- Article
■ ■ ■ ■ ■ ■ ■

Chronique d’une agonie annoncée…

/

Les experts: l'immobilier

Les agences à zéro commission agonisent

5 Juil 2023 | Les experts : l'Immobilier

En 2012, l’agence immobilière en ligne Purplebricks a lancé outre-Manche un concept d’apparence révolutionnaire: la vente immobilière à zéro commission. A l’époque, cette société avait menacé de déstabiliser le domaine du courtage immobilier avec son système low cost.

Echappant de justesse à la faillite en 2023, cette entreprise vient d’être rachetée pour une livre sterling symbolique et ses 750 employés sont menacés de licenciement.
Conservatisme helvètique oblige, cette «innovation» est arrivée en Suisse avec un peu de retard. C’est vers 2018 que de premières offres de courtage «sans commission» sont apparues chez nous.
Le modèle suisse est une copie de Purplebricks. A grand renfort de publicité et dans certains cas avec une arrogance notoire, ces agences ont tenté de se faire une place sur un marché déjà hyperconcurrentiel.
Leur stratégie marketing n’est basée que sur un seul argument: économiser sur les frais de courtage. En dépeignant les courtiers rémunérés au résultat comme «des profiteurs qui empochent des commissions indues», les agences au forfait pensaient frapper fort. Leurs communications publicitaires sont d’ailleurs plus proches de la propagande que de l’information.
Ces agences pensaient disposer d’un terrain fertile sur lequel leur système allait pouvoir croître facilement. Cependant, elles ont très largement sous-estimé les compétences nécessaires pour faire du vrai courtage immobilier.
En numérisant leur process à outrance, en réduisant les interventions humaines au minimum, en laissant le propriétaire vendeur se dépatouiller seul avec les aspects les plus importants d’une vente – comme la négociation –, les défauts des agences au forfait se révèlent maintenant aux yeux de tous.
De tous les défauts de ce système, celui du manque de motivation est le plus flagrant. Leur rémunération étant fixe, quel que soit le montant final de la vente, ces entreprises n’ont plus aucun incitant à défendre les intérêts des vendeurs. Ceux-ci sont purement et simplement négligés.

■ ■ ■ ■ ■ ■ ■

Listes d'éléments et de cadres:
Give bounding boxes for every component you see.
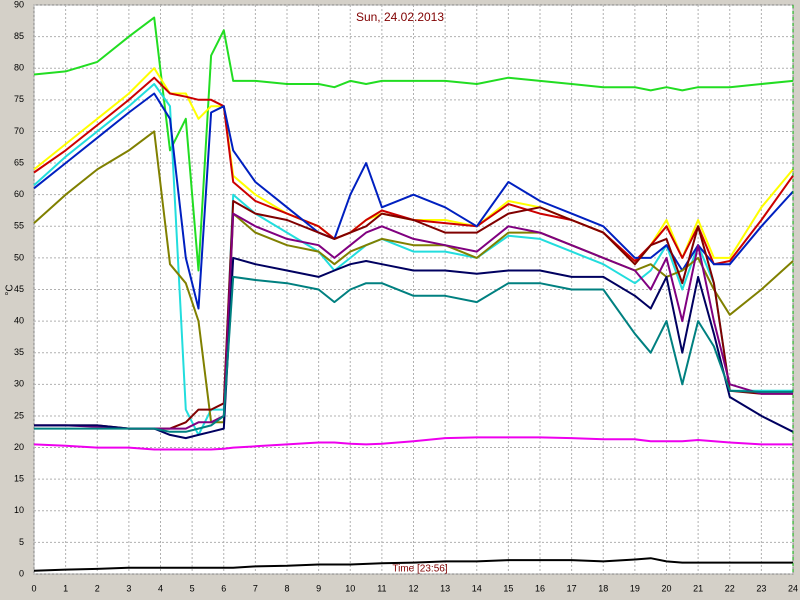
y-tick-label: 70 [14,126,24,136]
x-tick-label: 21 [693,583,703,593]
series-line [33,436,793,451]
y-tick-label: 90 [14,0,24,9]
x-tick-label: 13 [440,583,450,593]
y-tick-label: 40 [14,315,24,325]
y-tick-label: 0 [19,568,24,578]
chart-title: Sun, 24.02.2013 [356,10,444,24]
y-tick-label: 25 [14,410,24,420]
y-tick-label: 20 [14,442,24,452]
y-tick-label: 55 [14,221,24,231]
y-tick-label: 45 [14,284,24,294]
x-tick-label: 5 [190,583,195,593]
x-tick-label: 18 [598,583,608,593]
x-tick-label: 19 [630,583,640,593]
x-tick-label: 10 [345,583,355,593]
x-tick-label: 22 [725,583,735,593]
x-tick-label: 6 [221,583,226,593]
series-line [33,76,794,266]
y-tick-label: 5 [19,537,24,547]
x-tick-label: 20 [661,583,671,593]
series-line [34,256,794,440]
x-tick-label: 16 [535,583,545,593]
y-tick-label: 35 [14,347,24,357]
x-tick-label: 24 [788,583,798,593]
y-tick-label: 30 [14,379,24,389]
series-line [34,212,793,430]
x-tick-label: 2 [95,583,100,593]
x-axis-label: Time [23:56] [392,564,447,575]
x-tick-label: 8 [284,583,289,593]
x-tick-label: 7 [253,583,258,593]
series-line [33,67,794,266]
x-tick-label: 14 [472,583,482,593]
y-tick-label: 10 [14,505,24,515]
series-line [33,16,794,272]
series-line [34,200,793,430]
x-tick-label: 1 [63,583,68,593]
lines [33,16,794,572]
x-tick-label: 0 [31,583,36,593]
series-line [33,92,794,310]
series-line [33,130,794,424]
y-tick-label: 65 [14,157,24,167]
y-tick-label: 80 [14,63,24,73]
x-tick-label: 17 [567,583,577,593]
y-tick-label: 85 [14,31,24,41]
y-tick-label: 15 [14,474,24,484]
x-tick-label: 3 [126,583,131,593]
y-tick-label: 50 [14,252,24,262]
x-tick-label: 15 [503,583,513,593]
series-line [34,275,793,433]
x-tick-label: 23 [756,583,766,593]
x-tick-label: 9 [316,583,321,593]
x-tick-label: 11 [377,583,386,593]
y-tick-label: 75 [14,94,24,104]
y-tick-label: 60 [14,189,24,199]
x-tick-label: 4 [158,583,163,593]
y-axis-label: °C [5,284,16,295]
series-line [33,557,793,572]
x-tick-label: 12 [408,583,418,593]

■ ■ ■ ■ ■ ■ ■

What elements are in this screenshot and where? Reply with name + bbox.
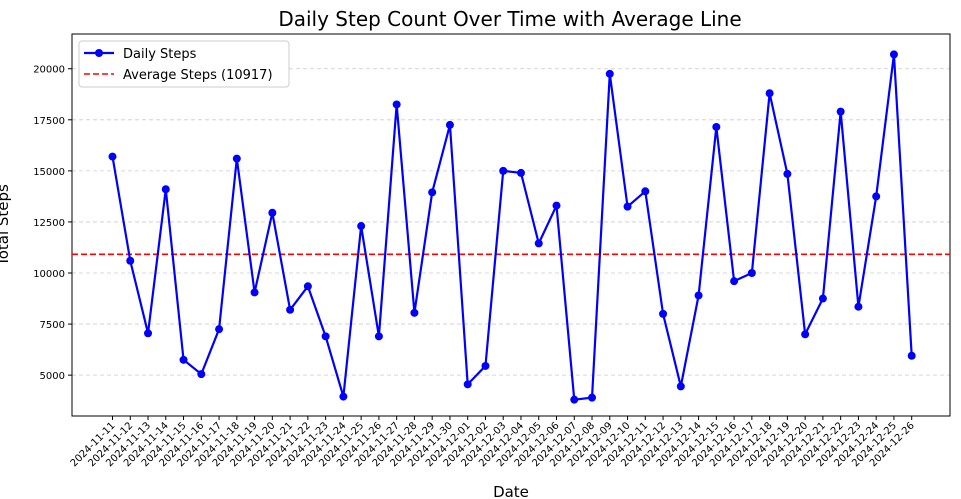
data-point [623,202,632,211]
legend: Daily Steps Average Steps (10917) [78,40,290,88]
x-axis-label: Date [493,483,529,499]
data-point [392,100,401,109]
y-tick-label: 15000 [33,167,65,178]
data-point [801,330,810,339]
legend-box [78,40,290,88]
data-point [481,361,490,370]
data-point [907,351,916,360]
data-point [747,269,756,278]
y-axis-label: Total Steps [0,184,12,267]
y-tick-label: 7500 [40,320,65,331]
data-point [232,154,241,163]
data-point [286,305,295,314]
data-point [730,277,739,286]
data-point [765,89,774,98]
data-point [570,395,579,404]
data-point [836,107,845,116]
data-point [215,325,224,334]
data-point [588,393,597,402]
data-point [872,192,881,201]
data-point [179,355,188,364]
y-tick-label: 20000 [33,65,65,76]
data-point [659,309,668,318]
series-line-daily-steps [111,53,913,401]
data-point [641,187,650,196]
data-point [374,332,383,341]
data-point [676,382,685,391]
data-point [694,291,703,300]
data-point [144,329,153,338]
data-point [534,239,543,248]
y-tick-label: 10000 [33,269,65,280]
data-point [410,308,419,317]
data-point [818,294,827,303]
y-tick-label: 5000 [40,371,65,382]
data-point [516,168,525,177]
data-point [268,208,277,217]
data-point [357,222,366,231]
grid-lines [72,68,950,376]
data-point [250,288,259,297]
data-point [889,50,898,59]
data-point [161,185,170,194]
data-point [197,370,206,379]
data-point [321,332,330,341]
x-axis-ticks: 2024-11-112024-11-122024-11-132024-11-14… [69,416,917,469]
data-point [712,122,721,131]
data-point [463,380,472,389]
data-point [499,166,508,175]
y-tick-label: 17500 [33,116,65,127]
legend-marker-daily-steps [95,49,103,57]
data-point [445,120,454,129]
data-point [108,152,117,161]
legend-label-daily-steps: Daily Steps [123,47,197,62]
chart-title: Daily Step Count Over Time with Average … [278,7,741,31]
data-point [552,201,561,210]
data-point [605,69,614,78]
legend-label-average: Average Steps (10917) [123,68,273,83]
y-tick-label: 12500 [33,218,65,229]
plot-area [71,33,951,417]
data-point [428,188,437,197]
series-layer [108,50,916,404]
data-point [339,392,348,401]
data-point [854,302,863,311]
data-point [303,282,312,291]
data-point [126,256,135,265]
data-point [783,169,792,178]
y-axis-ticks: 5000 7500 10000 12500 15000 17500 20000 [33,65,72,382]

■ ■ ■ ■ ■ ■ ■

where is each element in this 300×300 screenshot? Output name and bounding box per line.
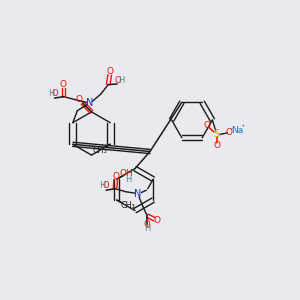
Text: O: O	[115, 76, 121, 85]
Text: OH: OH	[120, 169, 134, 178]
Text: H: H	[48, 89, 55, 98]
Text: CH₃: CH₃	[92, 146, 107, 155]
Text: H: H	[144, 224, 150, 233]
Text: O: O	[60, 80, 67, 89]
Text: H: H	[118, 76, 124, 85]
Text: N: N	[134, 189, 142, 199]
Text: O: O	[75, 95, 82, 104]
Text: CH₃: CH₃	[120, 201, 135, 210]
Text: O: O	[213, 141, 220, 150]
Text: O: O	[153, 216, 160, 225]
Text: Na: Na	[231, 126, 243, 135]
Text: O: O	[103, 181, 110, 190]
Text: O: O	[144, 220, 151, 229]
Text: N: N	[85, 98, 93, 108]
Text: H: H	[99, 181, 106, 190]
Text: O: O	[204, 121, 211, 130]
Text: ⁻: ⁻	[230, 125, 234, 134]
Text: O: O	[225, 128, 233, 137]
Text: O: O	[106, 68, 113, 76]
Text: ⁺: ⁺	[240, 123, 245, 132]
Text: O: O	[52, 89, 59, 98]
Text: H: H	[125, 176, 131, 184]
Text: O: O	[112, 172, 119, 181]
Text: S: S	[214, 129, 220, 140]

■ ■ ■ ■ ■ ■ ■

- Consignes écrites
1) Indiquez par oui ou par non si chaque affirmation concorde avec l'article, et citez mot pour mot les termes décisifs : (a) Purplebricks a été rachetée pour une livre sterling symbolique ; (b) les premières offres de courtage sans commission sont apparues en Suisse vers 2012 ; (c) le manque de motivation est présenté comme le défaut le plus flagrant de ce système.
2) Recopiez fidèlement le passage de l'article qui commence par « 5 Juil 2023 » et se termine par « marché déjà hyperconcurrentiel. ».

- Réponses par consigne
1)
(a) Oui : « cette entreprise vient d’être rachetée pour une livre sterling symbolique ».
(b) Non : « C’est vers 2018 que de premières offres de courtage «sans commission» sont apparues chez nous. »
(c) Oui : « De tous les défauts de ce système, celui du manque de motivation est le plus flagrant. »

2)
5 Juil 2023 | Les experts : l'Immobilier

En 2012, l’agence immobilière en ligne Purplebricks a lancé outre-Manche un concept d’apparence révolutionnaire: la vente immobilière à zéro commission. A l’époque, cette société avait menacé de déstabiliser le domaine du courtage immobilier avec son système low cost.

Echappant de justesse à la faillite en 2023, cette entreprise vient d’être rachetée pour une livre sterling symbolique et ses 750 employés sont menacés de licenciement.
Conservatisme helvètique oblige, cette «innovation» est arrivée en Suisse avec un peu de retard. C’est vers 2018 que de premières offres de courtage «sans commission» sont apparues chez nous.
Le modèle suisse est une copie de Purplebricks. A grand renfort de publicité et dans certains cas avec une arrogance notoire, ces agences ont tenté de se faire une place sur un marché déjà hyperconcurrentiel.